>> Begin Entries supplied

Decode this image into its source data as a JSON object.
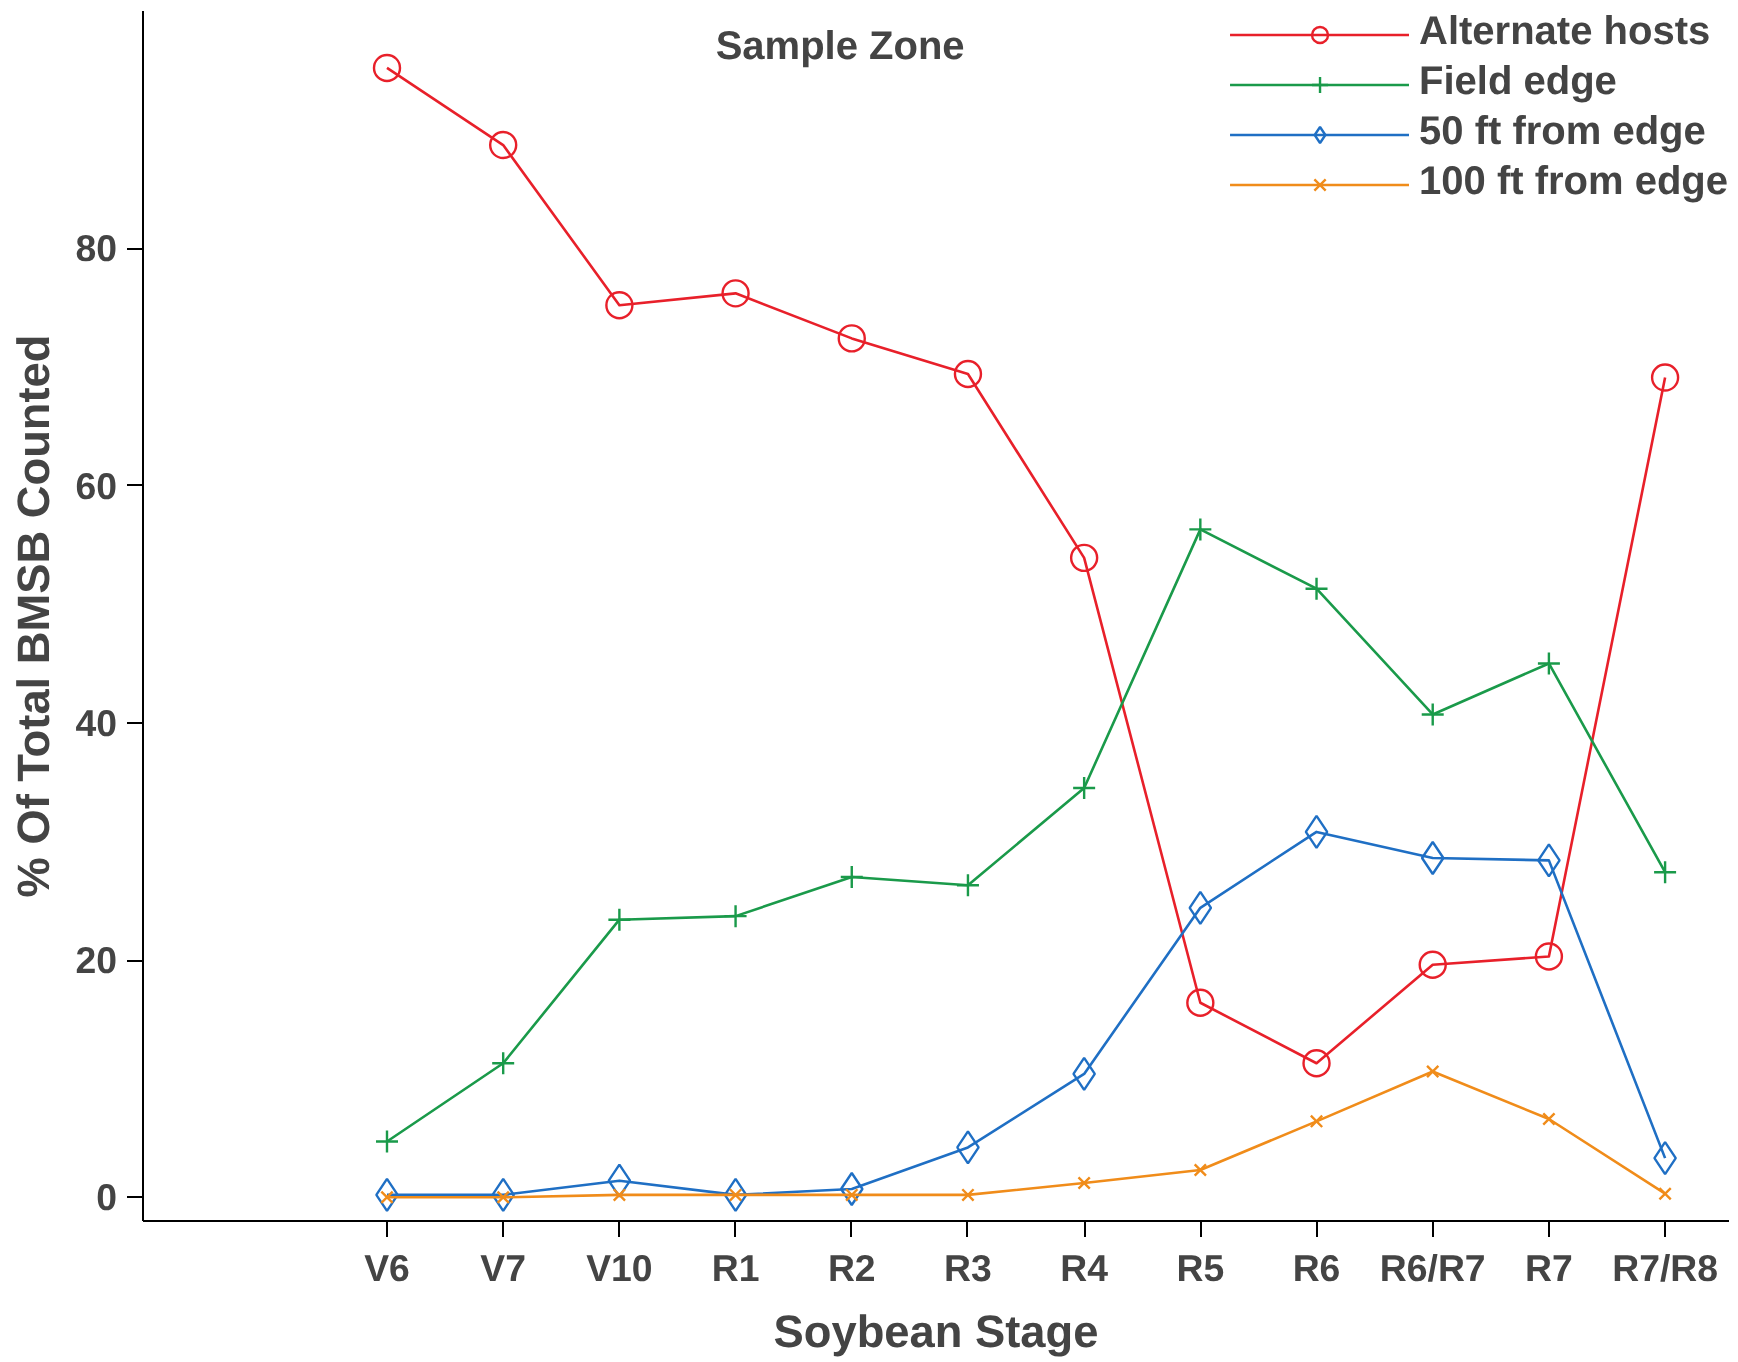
{
  "chart_data": {
    "type": "line",
    "title": "Sample Zone",
    "xlabel": "Soybean Stage",
    "ylabel": "% Of Total BMSB Counted",
    "categories": [
      "V6",
      "V7",
      "V10",
      "R1",
      "R2",
      "R3",
      "R4",
      "R5",
      "R6",
      "R6/R7",
      "R7",
      "R7/R8"
    ],
    "ylim": [
      -2,
      100
    ],
    "yticks": [
      0,
      20,
      40,
      60,
      80
    ],
    "grid": false,
    "legend": "top right",
    "series": [
      {
        "name": "Alternate hosts",
        "color": "#e8202a",
        "marker": "circle",
        "values": [
          95.2,
          88.7,
          75.2,
          76.2,
          72.4,
          69.4,
          53.9,
          16.4,
          11.3,
          19.6,
          20.3,
          69.1
        ]
      },
      {
        "name": "Field edge",
        "color": "#1a9a4a",
        "marker": "cross",
        "values": [
          4.7,
          11.3,
          23.4,
          23.7,
          27.0,
          26.3,
          34.5,
          56.3,
          51.3,
          40.7,
          45.0,
          27.4
        ]
      },
      {
        "name": "50 ft from edge",
        "color": "#1f6fc4",
        "marker": "diamond",
        "values": [
          0.2,
          0.2,
          1.4,
          0.2,
          0.7,
          4.2,
          10.4,
          24.4,
          30.8,
          28.6,
          28.4,
          3.3
        ]
      },
      {
        "name": "100 ft from edge",
        "color": "#f08c1a",
        "marker": "x",
        "values": [
          0,
          0,
          0.2,
          0.2,
          0.2,
          0.2,
          1.2,
          2.3,
          6.4,
          10.6,
          6.6,
          0.3
        ]
      }
    ]
  }
}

>> End Entries supplied

__Directions__
Copy every record character for character. Skip the pictures.

__Worked solution__
Decode this image into its source data as a JSON object.
{
  "chart_data": {
    "type": "line",
    "title": "Sample Zone",
    "xlabel": "Soybean Stage",
    "ylabel": "% Of Total BMSB Counted",
    "categories": [
      "V6",
      "V7",
      "V10",
      "R1",
      "R2",
      "R3",
      "R4",
      "R5",
      "R6",
      "R6/R7",
      "R7",
      "R7/R8"
    ],
    "ylim": [
      -2,
      100
    ],
    "yticks": [
      0,
      20,
      40,
      60,
      80
    ],
    "grid": false,
    "legend": "top right",
    "series": [
      {
        "name": "Alternate hosts",
        "color": "#e8202a",
        "marker": "circle",
        "values": [
          95.2,
          88.7,
          75.2,
          76.2,
          72.4,
          69.4,
          53.9,
          16.4,
          11.3,
          19.6,
          20.3,
          69.1
        ]
      },
      {
        "name": "Field edge",
        "color": "#1a9a4a",
        "marker": "cross",
        "values": [
          4.7,
          11.3,
          23.4,
          23.7,
          27.0,
          26.3,
          34.5,
          56.3,
          51.3,
          40.7,
          45.0,
          27.4
        ]
      },
      {
        "name": "50 ft from edge",
        "color": "#1f6fc4",
        "marker": "diamond",
        "values": [
          0.2,
          0.2,
          1.4,
          0.2,
          0.7,
          4.2,
          10.4,
          24.4,
          30.8,
          28.6,
          28.4,
          3.3
        ]
      },
      {
        "name": "100 ft from edge",
        "color": "#f08c1a",
        "marker": "x",
        "values": [
          0,
          0,
          0.2,
          0.2,
          0.2,
          0.2,
          1.2,
          2.3,
          6.4,
          10.6,
          6.6,
          0.3
        ]
      }
    ]
  }
}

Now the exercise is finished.